## Entries shown
○ ○ ○

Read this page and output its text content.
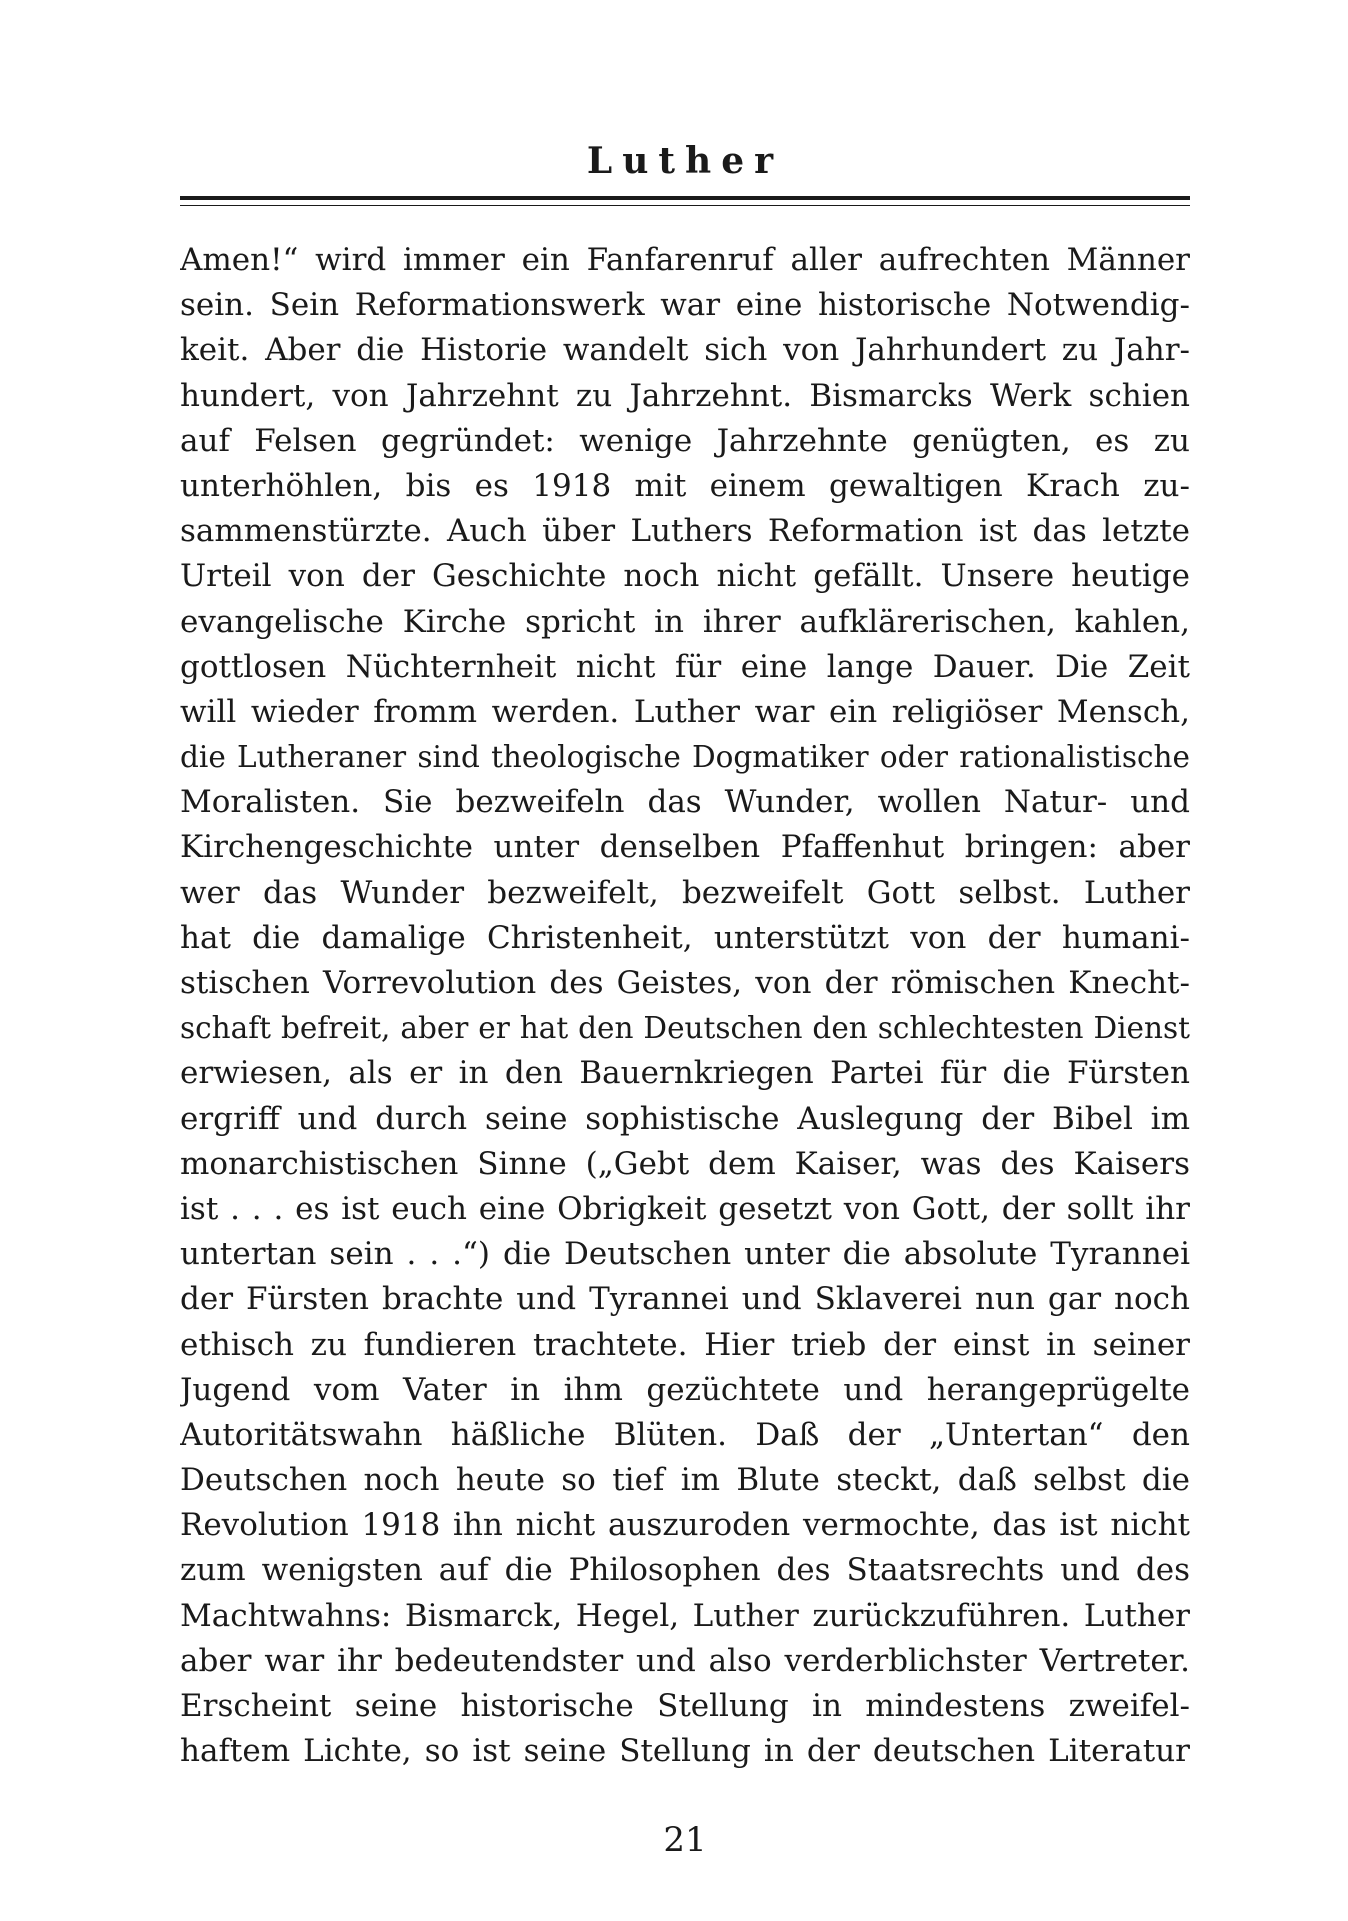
Luther
Amen!“ wird immer ein Fanfarenruf aller aufrechten Männer
sein. Sein Reformationswerk war eine historische Notwendig-
keit. Aber die Historie wandelt sich von Jahrhundert zu Jahr-
hundert, von Jahrzehnt zu Jahrzehnt. Bismarcks Werk schien
auf Felsen gegründet: wenige Jahrzehnte genügten, es zu
unterhöhlen, bis es 1918 mit einem gewaltigen Krach zu-
sammenstürzte. Auch über Luthers Reformation ist das letzte
Urteil von der Geschichte noch nicht gefällt. Unsere heutige
evangelische Kirche spricht in ihrer aufklärerischen, kahlen,
gottlosen Nüchternheit nicht für eine lange Dauer. Die Zeit
will wieder fromm werden. Luther war ein religiöser Mensch,
die Lutheraner sind theologische Dogmatiker oder rationalistische
Moralisten. Sie bezweifeln das Wunder, wollen Natur- und
Kirchengeschichte unter denselben Pfaffenhut bringen: aber
wer das Wunder bezweifelt, bezweifelt Gott selbst. Luther
hat die damalige Christenheit, unterstützt von der humani-
stischen Vorrevolution des Geistes, von der römischen Knecht-
schaft befreit, aber er hat den Deutschen den schlechtesten Dienst
erwiesen, als er in den Bauernkriegen Partei für die Fürsten
ergriff und durch seine sophistische Auslegung der Bibel im
monarchistischen Sinne („Gebt dem Kaiser, was des Kaisers
ist . . . es ist euch eine Obrigkeit gesetzt von Gott, der sollt ihr
untertan sein . . .“) die Deutschen unter die absolute Tyrannei
der Fürsten brachte und Tyrannei und Sklaverei nun gar noch
ethisch zu fundieren trachtete. Hier trieb der einst in seiner
Jugend vom Vater in ihm gezüchtete und herangeprügelte
Autoritätswahn häßliche Blüten. Daß der „Untertan“ den
Deutschen noch heute so tief im Blute steckt, daß selbst die
Revolution 1918 ihn nicht auszuroden vermochte, das ist nicht
zum wenigsten auf die Philosophen des Staatsrechts und des
Machtwahns: Bismarck, Hegel, Luther zurückzuführen. Luther
aber war ihr bedeutendster und also verderblichster Vertreter.
Erscheint seine historische Stellung in mindestens zweifel-
haftem Lichte, so ist seine Stellung in der deutschen Literatur
21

○ ○ ○

## The exercise
Pick out every line above that contains the word "Tyrannei" and copy it.

## Full response
untertan sein . . .“) die Deutschen unter die absolute Tyrannei
der Fürsten brachte und Tyrannei und Sklaverei nun gar noch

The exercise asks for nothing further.